### [Your objective]
Would you copy out the whole listing exactly as given?

Records that describe figures:
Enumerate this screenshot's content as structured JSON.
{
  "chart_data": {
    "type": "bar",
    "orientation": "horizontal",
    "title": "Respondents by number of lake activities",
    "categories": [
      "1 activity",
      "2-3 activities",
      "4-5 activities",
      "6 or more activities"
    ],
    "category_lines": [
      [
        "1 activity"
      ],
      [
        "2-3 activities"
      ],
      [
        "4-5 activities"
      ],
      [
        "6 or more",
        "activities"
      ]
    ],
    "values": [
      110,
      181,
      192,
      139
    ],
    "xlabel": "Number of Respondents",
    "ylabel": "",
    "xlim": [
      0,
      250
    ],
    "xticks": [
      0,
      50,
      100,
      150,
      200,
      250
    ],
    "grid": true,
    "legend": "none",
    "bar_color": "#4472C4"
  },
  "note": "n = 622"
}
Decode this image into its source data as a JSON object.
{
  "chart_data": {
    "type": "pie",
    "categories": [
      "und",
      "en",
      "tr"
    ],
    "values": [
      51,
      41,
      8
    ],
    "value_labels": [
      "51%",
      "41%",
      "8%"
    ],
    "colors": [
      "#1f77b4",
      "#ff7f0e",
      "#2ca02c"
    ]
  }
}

### [Result]
Enumerate this screenshot's content as structured JSON.
{
  "chart_data": {
    "type": "bar",
    "orientation": "horizontal",
    "title": "Respondents by number of lake activities",
    "categories": [
      "1 activity",
      "2-3 activities",
      "4-5 activities",
      "6 or more activities"
    ],
    "category_lines": [
      [
        "1 activity"
      ],
      [
        "2-3 activities"
      ],
      [
        "4-5 activities"
      ],
      [
        "6 or more",
        "activities"
      ]
    ],
    "values": [
      110,
      181,
      192,
      139
    ],
    "xlabel": "Number of Respondents",
    "ylabel": "",
    "xlim": [
      0,
      250
    ],
    "xticks": [
      0,
      50,
      100,
      150,
      200,
      250
    ],
    "grid": true,
    "legend": "none",
    "bar_color": "#4472C4"
  },
  "note": "n = 622"
}
Decode this image into its source data as a JSON object.
{
  "chart_data": {
    "type": "pie",
    "categories": [
      "und",
      "en",
      "tr"
    ],
    "values": [
      51,
      41,
      8
    ],
    "value_labels": [
      "51%",
      "41%",
      "8%"
    ],
    "colors": [
      "#1f77b4",
      "#ff7f0e",
      "#2ca02c"
    ]
  }
}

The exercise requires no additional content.